THE INPUT =
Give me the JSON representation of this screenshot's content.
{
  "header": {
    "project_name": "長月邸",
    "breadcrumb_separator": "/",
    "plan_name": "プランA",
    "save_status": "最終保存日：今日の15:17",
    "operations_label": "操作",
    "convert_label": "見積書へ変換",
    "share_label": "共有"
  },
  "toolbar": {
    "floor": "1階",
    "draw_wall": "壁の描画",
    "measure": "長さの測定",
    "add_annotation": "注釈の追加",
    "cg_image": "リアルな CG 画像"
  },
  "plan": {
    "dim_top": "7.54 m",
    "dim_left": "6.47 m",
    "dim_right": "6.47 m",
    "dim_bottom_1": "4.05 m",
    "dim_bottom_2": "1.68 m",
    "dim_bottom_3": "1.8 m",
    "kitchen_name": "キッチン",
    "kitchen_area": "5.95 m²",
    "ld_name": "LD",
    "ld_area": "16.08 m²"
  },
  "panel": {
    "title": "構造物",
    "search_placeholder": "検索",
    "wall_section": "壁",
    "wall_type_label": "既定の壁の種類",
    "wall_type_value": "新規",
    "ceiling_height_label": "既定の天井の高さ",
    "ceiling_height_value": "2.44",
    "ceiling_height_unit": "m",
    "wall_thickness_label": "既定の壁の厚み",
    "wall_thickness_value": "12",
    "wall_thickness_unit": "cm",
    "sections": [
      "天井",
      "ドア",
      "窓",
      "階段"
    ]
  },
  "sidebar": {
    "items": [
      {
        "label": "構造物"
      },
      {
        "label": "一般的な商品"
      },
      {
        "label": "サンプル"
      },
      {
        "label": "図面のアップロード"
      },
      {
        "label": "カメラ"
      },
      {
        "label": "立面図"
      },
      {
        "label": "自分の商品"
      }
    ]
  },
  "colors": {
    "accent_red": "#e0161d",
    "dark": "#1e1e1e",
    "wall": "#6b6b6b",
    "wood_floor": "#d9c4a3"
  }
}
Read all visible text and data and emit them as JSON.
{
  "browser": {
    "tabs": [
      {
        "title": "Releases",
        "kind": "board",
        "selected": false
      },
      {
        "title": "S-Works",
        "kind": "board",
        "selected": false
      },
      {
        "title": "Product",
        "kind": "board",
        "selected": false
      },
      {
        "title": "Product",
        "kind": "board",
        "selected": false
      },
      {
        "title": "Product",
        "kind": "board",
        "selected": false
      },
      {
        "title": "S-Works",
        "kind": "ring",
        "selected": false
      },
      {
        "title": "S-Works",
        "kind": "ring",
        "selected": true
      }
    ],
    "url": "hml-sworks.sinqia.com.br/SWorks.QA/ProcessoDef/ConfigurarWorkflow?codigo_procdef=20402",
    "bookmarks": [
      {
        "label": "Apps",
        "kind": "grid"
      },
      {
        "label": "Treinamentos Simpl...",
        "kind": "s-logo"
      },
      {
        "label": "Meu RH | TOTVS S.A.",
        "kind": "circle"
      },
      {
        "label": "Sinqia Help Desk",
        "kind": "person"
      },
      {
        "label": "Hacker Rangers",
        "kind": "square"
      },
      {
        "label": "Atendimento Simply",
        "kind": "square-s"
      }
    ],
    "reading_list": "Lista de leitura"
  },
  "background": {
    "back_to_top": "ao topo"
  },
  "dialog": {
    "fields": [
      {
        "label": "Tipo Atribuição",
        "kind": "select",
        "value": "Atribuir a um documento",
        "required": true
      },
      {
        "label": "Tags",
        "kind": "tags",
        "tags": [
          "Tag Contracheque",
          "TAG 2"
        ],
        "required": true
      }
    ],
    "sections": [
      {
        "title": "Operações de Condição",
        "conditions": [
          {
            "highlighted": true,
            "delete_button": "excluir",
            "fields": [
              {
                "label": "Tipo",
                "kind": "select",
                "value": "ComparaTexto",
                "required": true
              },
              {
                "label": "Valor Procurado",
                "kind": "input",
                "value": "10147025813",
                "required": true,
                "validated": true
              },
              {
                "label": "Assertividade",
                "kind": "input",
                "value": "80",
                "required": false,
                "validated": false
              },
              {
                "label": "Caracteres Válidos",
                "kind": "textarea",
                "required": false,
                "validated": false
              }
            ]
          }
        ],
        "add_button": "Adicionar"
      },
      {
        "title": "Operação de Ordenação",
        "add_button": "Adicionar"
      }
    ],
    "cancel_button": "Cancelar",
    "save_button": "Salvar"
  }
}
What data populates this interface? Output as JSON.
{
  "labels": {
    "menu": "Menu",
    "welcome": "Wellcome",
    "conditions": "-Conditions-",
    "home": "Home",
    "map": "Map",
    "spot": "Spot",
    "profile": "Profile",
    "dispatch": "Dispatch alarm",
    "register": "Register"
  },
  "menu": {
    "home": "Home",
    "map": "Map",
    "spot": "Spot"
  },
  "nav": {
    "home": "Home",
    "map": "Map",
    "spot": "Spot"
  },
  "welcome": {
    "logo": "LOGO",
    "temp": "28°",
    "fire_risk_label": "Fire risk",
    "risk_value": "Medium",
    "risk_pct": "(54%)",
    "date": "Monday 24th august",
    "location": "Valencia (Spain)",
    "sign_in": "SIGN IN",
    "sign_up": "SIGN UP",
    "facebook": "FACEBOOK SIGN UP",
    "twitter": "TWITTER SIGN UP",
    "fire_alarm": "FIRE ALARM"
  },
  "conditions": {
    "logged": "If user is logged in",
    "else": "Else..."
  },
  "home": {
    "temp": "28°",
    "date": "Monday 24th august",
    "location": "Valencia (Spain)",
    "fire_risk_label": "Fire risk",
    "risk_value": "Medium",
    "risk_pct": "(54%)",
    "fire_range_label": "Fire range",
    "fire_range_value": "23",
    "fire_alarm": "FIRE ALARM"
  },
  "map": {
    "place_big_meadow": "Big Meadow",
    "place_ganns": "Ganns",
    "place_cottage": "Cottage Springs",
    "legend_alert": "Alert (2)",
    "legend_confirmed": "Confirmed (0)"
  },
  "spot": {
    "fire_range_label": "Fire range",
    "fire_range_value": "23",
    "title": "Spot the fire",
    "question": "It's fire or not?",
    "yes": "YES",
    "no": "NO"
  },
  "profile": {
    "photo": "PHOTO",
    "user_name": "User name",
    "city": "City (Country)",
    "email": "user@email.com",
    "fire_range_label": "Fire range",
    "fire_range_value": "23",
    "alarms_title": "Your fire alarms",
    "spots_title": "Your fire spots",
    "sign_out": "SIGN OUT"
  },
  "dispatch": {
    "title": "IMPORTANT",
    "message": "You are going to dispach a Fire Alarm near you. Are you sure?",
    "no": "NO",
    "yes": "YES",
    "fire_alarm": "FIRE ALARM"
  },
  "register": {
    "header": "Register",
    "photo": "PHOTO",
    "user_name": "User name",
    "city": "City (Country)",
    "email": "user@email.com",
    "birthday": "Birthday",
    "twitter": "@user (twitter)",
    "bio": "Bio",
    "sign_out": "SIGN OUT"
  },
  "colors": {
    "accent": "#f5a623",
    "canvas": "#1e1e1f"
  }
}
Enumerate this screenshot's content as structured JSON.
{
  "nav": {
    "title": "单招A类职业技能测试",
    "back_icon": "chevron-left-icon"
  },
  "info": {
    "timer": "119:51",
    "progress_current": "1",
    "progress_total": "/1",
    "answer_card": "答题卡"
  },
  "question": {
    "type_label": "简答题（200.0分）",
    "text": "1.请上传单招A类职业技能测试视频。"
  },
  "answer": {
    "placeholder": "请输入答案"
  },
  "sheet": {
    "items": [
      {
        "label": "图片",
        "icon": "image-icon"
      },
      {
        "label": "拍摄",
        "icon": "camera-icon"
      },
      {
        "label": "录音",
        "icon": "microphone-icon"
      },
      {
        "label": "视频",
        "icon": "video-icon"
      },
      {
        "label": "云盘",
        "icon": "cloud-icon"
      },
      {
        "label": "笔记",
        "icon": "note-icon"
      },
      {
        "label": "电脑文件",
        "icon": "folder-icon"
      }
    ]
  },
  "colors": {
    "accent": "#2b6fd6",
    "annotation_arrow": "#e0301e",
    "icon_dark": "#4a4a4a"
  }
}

WHAT IS NEEDED = Go over the records above line by line and count those holding the word "JSON". Reply only with the number.

RESULT FOR THIS EXERCISE = 4